Work to be completed>
Within the records below, find each line that holds the string "name", then copy it.

Information shown>
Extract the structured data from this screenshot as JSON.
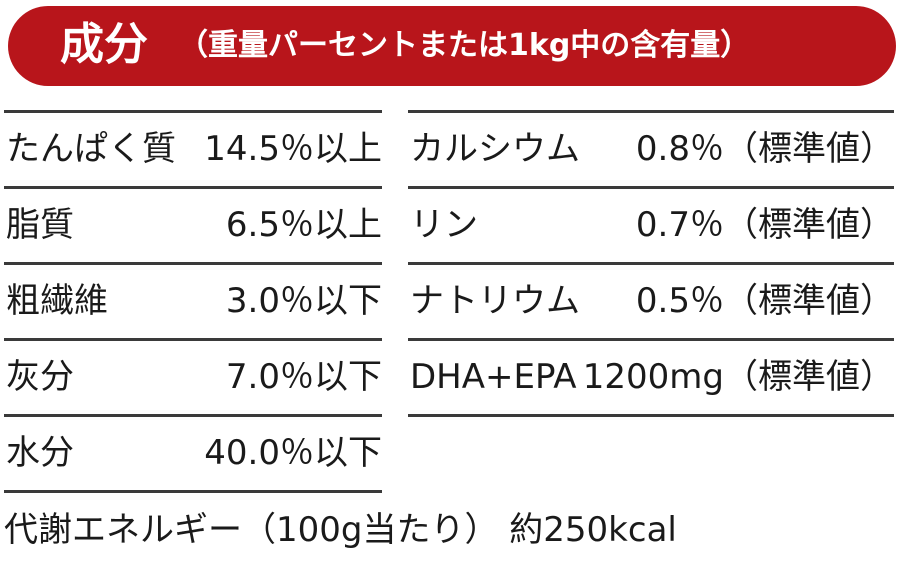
{
  "header": {
    "title": "成分",
    "subtitle": "（重量パーセントまたは1kg中の含有量）"
  },
  "left_nutrients": [
    {
      "name": "たんぱく質",
      "value": "14.5％以上"
    },
    {
      "name": "脂質",
      "value": "6.5％以上"
    },
    {
      "name": "粗繊維",
      "value": "3.0％以下"
    },
    {
      "name": "灰分",
      "value": "7.0％以下"
    },
    {
      "name": "水分",
      "value": "40.0％以下"
    }
  ],
  "right_nutrients": [
    {
      "name": "カルシウム",
      "value": "0.8％（標準値）"
    },
    {
      "name": "リン",
      "value": "0.7％（標準値）"
    },
    {
      "name": "ナトリウム",
      "value": "0.5％（標準値）"
    },
    {
      "name": "DHA+EPA",
      "value": "1200mg（標準値）"
    }
  ],
  "energy": "代謝エネルギー（100g当たり） 約250kcal",
  "colors": {
    "banner": "#b8151b",
    "text": "#1a1a1a",
    "rule": "#3a3a3a"
  }
}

Correct result>
      "name": "たんぱく質",
      "name": "脂質",
      "name": "粗繊維",
      "name": "灰分",
      "name": "水分",
      "name": "カルシウム",
      "name": "リン",
      "name": "ナトリウム",
      "name": "DHA+EPA",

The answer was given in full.